# Start of Record set

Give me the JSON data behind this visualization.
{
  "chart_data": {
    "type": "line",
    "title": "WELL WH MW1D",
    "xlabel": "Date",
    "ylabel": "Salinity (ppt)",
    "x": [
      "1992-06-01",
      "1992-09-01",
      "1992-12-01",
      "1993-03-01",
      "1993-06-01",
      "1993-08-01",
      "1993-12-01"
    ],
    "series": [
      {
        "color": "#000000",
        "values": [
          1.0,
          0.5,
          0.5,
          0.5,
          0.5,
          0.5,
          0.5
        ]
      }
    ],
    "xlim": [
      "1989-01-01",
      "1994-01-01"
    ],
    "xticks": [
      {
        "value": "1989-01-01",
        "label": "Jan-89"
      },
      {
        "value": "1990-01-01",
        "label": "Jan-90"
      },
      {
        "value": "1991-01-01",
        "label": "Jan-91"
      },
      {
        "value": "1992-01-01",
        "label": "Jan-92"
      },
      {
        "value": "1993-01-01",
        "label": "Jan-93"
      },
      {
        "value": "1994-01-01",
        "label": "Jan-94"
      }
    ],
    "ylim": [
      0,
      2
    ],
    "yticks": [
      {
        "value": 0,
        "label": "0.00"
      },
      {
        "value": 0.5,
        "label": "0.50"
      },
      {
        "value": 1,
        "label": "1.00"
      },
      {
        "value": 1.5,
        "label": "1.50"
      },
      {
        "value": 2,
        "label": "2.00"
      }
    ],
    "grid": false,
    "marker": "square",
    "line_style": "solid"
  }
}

# End of Record set

**Problem description**: Retype the material above, line by line, exactly.

**The solution**:
Give me the JSON data behind this visualization.
{
  "chart_data": {
    "type": "line",
    "title": "WELL WH MW1D",
    "xlabel": "Date",
    "ylabel": "Salinity (ppt)",
    "x": [
      "1992-06-01",
      "1992-09-01",
      "1992-12-01",
      "1993-03-01",
      "1993-06-01",
      "1993-08-01",
      "1993-12-01"
    ],
    "series": [
      {
        "color": "#000000",
        "values": [
          1.0,
          0.5,
          0.5,
          0.5,
          0.5,
          0.5,
          0.5
        ]
      }
    ],
    "xlim": [
      "1989-01-01",
      "1994-01-01"
    ],
    "xticks": [
      {
        "value": "1989-01-01",
        "label": "Jan-89"
      },
      {
        "value": "1990-01-01",
        "label": "Jan-90"
      },
      {
        "value": "1991-01-01",
        "label": "Jan-91"
      },
      {
        "value": "1992-01-01",
        "label": "Jan-92"
      },
      {
        "value": "1993-01-01",
        "label": "Jan-93"
      },
      {
        "value": "1994-01-01",
        "label": "Jan-94"
      }
    ],
    "ylim": [
      0,
      2
    ],
    "yticks": [
      {
        "value": 0,
        "label": "0.00"
      },
      {
        "value": 0.5,
        "label": "0.50"
      },
      {
        "value": 1,
        "label": "1.00"
      },
      {
        "value": 1.5,
        "label": "1.50"
      },
      {
        "value": 2,
        "label": "2.00"
      }
    ],
    "grid": false,
    "marker": "square",
    "line_style": "solid"
  }
}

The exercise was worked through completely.